◆ Task to complete
In the material below, the lines containing the word "this" are required; copy each of them.

◆ Provided entries

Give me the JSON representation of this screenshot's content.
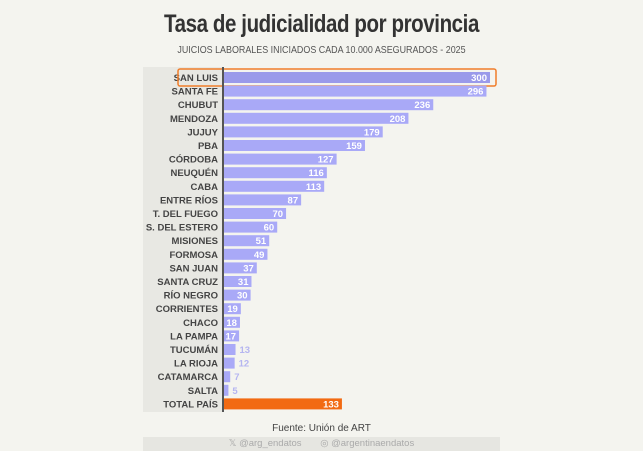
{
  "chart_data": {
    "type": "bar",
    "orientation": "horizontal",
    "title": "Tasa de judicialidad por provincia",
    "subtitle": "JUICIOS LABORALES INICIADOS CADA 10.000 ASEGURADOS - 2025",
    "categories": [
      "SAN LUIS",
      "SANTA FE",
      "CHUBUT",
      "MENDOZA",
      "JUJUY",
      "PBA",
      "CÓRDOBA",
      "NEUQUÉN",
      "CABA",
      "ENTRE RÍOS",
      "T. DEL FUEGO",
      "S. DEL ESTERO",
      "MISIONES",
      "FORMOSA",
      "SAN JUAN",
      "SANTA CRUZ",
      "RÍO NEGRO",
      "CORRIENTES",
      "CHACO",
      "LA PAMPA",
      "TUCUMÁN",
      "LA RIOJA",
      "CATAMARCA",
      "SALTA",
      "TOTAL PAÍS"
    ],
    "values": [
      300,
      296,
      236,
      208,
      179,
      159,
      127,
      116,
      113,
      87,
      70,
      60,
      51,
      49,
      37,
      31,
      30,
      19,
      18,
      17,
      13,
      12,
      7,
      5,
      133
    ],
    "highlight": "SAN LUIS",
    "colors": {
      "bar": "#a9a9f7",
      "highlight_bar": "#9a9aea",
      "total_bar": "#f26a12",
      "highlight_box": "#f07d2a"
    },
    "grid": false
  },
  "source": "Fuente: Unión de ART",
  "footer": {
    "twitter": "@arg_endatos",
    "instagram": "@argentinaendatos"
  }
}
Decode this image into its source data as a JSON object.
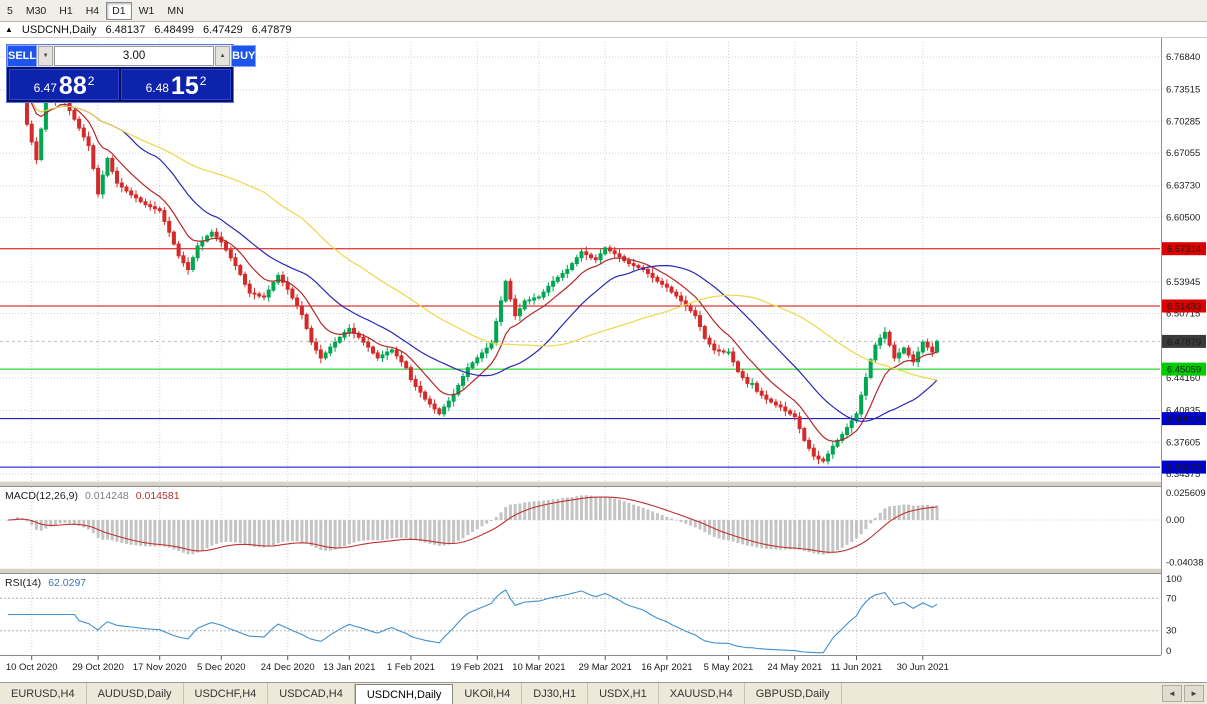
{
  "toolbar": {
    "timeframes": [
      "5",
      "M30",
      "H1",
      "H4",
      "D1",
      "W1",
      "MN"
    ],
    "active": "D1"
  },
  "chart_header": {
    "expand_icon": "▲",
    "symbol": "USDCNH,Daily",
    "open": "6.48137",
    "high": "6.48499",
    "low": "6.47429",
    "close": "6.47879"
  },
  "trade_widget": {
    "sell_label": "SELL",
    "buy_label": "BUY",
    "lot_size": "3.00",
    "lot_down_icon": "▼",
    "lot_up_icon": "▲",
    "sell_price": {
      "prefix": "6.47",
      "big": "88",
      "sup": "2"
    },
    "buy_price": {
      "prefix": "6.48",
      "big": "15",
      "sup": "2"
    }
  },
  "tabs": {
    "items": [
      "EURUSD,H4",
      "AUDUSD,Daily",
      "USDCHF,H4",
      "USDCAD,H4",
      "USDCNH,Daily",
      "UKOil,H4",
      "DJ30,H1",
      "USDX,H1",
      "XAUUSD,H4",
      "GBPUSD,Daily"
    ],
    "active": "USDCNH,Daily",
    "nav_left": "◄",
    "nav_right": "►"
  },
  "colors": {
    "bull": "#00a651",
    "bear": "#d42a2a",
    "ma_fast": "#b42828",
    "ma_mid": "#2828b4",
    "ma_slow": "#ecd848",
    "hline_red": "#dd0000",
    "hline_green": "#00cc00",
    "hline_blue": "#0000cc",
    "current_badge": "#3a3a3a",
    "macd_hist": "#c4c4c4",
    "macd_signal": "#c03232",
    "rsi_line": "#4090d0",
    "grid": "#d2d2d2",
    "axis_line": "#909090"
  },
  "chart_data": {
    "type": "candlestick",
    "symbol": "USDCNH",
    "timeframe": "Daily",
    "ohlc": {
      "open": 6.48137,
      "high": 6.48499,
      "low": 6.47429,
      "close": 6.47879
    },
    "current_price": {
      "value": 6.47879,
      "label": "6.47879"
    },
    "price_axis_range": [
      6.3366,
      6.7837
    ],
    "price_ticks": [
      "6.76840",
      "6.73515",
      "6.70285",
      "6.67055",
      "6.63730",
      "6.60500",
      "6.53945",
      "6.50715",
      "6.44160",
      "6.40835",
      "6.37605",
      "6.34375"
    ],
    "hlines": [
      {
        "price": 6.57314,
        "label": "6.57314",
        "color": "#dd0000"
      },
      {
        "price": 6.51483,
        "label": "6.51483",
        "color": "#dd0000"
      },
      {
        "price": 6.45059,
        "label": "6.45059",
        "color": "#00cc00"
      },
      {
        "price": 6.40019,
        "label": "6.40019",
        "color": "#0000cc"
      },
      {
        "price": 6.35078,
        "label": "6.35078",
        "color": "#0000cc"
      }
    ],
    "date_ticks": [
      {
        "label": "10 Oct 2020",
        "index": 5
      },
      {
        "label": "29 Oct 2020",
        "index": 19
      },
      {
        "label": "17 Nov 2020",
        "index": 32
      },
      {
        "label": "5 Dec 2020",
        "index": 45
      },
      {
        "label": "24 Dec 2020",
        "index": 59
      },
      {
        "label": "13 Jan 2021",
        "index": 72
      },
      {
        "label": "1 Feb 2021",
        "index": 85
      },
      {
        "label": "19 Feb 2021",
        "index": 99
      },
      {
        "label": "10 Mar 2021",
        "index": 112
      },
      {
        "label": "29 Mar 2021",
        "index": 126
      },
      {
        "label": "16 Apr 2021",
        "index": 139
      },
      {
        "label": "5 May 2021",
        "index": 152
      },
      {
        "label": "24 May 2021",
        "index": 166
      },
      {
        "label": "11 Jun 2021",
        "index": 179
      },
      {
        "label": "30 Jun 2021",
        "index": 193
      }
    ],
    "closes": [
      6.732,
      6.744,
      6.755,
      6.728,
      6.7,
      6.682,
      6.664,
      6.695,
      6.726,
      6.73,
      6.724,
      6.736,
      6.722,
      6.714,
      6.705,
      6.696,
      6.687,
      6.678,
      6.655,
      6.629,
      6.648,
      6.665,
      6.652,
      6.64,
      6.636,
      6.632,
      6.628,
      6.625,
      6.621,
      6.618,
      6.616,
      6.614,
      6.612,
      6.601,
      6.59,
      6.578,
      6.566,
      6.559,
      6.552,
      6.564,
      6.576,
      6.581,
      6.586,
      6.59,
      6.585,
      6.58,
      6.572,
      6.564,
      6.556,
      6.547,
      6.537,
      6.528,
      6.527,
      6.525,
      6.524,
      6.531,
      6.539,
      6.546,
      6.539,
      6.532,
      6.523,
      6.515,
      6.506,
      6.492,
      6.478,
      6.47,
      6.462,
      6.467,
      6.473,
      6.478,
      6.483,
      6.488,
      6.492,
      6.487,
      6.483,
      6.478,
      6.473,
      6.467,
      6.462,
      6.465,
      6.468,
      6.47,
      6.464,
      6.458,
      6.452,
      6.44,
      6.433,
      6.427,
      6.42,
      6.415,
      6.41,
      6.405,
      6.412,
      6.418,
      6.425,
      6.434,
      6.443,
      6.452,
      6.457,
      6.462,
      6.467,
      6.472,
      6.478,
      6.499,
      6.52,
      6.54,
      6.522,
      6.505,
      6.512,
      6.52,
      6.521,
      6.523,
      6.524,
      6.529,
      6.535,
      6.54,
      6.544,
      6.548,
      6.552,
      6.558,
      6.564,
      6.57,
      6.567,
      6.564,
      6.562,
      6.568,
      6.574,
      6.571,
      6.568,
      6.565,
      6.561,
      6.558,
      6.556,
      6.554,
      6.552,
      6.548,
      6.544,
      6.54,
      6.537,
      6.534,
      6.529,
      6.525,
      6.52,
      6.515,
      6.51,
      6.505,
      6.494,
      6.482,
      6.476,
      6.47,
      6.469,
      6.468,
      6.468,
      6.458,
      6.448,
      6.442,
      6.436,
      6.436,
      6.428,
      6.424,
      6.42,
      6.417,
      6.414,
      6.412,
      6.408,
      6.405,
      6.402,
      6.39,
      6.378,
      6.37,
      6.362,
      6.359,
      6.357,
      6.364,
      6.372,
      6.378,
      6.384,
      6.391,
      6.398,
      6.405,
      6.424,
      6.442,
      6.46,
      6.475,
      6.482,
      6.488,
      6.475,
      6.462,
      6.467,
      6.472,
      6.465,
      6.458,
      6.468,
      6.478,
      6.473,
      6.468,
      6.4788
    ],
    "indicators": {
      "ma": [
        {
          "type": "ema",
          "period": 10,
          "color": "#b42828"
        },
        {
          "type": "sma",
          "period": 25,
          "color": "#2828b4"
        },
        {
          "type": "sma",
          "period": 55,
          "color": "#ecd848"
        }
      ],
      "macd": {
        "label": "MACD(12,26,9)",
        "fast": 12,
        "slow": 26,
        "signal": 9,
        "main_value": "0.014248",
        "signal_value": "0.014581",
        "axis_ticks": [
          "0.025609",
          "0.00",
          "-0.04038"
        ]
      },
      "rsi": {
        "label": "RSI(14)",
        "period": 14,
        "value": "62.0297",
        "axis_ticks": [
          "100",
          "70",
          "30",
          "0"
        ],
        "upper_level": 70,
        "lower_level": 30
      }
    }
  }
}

◆ Result
Give me the JSON representation of this screenshot's content.
Decode this image into its source data as a JSON object.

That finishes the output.